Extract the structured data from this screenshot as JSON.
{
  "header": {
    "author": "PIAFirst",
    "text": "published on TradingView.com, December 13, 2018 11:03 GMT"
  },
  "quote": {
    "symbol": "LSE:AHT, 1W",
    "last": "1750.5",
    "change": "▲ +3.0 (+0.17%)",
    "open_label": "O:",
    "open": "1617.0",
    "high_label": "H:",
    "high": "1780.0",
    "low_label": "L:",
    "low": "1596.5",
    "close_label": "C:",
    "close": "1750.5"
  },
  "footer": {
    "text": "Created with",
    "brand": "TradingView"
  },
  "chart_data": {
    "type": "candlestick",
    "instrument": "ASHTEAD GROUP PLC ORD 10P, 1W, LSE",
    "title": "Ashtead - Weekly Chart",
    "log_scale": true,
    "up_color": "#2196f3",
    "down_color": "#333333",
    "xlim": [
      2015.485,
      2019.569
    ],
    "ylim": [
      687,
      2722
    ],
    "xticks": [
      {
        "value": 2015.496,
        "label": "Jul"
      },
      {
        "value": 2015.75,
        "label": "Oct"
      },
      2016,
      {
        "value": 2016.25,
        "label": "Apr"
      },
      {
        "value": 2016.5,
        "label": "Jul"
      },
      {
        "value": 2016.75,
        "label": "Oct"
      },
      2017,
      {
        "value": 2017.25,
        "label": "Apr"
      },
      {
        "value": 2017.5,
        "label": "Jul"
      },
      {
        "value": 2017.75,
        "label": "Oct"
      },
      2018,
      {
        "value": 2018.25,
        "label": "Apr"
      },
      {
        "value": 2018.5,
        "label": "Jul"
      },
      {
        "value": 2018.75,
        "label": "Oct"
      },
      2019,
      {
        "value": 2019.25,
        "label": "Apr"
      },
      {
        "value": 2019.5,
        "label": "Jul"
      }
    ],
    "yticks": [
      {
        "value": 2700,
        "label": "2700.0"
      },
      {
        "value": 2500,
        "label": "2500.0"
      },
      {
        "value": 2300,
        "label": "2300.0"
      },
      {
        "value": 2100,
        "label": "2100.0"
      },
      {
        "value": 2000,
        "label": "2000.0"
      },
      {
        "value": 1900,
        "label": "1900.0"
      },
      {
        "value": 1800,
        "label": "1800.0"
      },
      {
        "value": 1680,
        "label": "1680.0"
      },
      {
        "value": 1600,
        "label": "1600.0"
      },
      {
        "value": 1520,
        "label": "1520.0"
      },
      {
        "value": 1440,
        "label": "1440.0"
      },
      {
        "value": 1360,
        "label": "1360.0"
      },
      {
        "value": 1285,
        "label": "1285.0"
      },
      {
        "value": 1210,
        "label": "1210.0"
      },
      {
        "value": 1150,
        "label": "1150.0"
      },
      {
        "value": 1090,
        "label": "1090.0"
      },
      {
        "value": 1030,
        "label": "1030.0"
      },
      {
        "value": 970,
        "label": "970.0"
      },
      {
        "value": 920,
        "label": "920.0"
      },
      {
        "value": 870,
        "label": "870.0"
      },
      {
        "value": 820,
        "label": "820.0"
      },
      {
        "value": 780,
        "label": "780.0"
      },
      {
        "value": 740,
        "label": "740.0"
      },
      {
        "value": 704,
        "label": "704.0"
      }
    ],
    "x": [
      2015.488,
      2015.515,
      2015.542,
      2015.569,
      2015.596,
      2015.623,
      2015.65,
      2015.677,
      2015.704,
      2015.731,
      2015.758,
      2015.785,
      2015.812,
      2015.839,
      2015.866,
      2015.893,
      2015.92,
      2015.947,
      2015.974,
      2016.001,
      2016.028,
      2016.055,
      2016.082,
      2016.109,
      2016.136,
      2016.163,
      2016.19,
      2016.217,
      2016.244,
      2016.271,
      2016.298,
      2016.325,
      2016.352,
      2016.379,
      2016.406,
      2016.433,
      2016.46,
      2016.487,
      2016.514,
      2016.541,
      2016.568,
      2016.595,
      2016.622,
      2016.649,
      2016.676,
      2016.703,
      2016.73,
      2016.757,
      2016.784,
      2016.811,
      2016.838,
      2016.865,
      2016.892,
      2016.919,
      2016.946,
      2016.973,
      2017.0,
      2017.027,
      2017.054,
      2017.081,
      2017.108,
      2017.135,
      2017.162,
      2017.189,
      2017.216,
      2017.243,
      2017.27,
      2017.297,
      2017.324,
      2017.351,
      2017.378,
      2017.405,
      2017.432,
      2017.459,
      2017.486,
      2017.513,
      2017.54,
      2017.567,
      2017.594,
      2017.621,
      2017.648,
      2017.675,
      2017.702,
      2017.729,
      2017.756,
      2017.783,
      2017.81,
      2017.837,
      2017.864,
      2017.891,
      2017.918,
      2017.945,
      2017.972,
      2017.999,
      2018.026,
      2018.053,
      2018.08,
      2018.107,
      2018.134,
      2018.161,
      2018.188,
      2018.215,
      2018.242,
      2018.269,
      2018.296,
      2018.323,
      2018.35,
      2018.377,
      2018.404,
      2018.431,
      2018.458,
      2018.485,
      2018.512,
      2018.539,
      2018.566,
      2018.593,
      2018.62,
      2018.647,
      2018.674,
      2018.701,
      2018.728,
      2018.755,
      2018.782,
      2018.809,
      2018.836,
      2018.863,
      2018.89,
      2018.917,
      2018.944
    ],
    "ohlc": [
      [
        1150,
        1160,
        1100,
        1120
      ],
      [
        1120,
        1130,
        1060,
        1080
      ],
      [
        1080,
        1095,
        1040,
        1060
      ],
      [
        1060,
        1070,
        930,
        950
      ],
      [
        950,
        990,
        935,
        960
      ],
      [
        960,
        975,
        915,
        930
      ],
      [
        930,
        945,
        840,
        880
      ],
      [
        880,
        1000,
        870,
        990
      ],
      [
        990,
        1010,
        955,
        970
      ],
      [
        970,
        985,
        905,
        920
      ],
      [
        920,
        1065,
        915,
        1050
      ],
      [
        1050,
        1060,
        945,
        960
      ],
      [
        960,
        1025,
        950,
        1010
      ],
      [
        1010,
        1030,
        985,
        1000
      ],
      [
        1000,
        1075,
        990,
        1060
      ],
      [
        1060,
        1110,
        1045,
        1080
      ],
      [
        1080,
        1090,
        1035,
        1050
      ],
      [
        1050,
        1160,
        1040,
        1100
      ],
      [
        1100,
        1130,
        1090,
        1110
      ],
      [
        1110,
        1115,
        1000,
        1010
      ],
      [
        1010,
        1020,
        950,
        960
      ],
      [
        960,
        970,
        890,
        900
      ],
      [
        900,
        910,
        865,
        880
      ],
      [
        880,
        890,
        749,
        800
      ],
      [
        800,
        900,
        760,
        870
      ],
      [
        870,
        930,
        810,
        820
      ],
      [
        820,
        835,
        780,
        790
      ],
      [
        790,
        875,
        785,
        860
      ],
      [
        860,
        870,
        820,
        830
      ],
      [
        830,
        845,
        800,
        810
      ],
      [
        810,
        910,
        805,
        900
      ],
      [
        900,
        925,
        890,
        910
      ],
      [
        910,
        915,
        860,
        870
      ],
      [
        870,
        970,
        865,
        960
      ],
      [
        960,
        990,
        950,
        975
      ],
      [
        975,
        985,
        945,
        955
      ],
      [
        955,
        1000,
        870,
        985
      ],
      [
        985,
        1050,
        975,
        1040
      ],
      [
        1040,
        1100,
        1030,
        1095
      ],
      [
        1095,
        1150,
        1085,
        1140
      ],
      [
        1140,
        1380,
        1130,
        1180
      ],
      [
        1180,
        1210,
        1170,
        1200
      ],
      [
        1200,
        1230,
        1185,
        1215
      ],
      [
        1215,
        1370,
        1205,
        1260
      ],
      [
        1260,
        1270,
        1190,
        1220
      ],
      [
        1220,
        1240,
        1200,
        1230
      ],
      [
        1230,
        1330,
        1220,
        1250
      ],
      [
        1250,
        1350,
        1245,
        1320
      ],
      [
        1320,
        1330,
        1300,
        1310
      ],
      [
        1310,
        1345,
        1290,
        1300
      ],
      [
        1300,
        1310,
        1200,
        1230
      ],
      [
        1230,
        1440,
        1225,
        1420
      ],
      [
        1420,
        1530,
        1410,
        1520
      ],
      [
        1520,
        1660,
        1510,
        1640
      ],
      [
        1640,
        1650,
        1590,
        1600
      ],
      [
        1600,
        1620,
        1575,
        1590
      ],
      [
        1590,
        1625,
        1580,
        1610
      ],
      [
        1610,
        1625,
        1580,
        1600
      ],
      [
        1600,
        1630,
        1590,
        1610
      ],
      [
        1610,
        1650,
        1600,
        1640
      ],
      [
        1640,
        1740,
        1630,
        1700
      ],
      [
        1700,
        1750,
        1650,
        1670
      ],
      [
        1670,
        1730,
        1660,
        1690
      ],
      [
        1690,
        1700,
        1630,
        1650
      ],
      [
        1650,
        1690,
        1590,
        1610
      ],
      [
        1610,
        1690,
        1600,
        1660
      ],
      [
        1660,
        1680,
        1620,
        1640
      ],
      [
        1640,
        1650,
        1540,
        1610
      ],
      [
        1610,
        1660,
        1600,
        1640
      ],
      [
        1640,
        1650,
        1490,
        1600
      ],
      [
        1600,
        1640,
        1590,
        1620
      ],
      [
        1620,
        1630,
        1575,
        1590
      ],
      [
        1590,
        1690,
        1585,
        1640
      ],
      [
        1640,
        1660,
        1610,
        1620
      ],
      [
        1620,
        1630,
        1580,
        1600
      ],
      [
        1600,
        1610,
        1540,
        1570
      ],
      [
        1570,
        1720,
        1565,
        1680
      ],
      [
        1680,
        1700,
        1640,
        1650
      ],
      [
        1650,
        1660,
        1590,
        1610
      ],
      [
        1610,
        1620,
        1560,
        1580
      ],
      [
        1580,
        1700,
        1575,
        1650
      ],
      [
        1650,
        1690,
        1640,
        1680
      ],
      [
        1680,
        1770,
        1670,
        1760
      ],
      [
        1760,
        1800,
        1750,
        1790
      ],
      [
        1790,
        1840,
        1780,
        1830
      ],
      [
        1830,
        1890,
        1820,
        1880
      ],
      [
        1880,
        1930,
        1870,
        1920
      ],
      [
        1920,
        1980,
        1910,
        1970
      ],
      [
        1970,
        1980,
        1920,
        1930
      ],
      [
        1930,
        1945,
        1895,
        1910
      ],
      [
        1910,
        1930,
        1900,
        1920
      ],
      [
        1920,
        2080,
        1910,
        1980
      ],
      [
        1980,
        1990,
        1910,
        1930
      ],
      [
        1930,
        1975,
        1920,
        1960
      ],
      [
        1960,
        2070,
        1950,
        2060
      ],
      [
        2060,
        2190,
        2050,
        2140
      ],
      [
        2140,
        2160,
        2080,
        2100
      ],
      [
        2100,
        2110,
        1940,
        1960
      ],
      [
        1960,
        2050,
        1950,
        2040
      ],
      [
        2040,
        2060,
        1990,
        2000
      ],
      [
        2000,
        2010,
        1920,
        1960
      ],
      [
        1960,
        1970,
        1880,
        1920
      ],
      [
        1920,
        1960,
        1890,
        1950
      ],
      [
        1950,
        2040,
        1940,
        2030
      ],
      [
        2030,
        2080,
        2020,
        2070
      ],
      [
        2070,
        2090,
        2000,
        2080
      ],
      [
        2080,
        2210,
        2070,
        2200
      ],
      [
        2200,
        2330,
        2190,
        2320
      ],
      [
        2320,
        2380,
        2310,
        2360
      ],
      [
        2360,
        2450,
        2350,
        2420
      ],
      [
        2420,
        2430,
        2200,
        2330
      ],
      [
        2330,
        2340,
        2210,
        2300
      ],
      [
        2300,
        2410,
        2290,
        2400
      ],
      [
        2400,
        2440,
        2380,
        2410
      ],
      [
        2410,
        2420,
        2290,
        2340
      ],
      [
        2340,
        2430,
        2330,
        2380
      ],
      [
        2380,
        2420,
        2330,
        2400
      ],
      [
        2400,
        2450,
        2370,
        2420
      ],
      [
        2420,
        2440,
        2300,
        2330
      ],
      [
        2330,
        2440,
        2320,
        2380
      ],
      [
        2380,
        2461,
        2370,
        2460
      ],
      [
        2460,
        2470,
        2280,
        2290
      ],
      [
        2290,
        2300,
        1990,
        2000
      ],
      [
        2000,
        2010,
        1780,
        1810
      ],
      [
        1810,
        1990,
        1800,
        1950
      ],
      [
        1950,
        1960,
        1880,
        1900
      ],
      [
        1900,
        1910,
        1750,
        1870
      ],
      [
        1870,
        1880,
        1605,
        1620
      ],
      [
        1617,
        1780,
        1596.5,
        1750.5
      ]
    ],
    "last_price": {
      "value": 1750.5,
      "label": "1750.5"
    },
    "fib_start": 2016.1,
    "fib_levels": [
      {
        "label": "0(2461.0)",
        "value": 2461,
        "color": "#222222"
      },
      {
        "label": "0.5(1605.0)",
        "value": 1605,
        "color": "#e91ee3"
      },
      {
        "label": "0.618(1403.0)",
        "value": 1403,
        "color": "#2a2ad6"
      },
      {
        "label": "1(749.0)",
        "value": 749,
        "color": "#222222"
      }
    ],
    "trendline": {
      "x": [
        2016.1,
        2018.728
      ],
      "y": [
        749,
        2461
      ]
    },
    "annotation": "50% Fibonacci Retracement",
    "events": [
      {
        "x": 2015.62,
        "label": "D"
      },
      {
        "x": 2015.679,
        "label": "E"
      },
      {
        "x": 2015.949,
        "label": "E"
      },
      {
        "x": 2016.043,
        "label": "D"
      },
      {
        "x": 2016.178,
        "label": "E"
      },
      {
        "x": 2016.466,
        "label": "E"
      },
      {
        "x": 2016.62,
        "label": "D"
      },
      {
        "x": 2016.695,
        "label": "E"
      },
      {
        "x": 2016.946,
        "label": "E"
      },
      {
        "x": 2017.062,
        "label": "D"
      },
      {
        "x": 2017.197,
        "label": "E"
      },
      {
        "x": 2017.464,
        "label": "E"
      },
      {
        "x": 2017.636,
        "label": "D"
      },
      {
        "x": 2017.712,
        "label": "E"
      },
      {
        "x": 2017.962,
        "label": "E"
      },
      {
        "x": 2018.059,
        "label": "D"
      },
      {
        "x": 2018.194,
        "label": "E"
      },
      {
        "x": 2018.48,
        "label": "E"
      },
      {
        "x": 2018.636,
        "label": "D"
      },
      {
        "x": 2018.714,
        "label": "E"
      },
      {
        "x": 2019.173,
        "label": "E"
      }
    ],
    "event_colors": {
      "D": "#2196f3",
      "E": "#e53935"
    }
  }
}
- - - - -
WHAT THIS TASK INVOLVES: State, as a number only, how many lines in the entries include "text".

EXERCISE OUTPUT: 2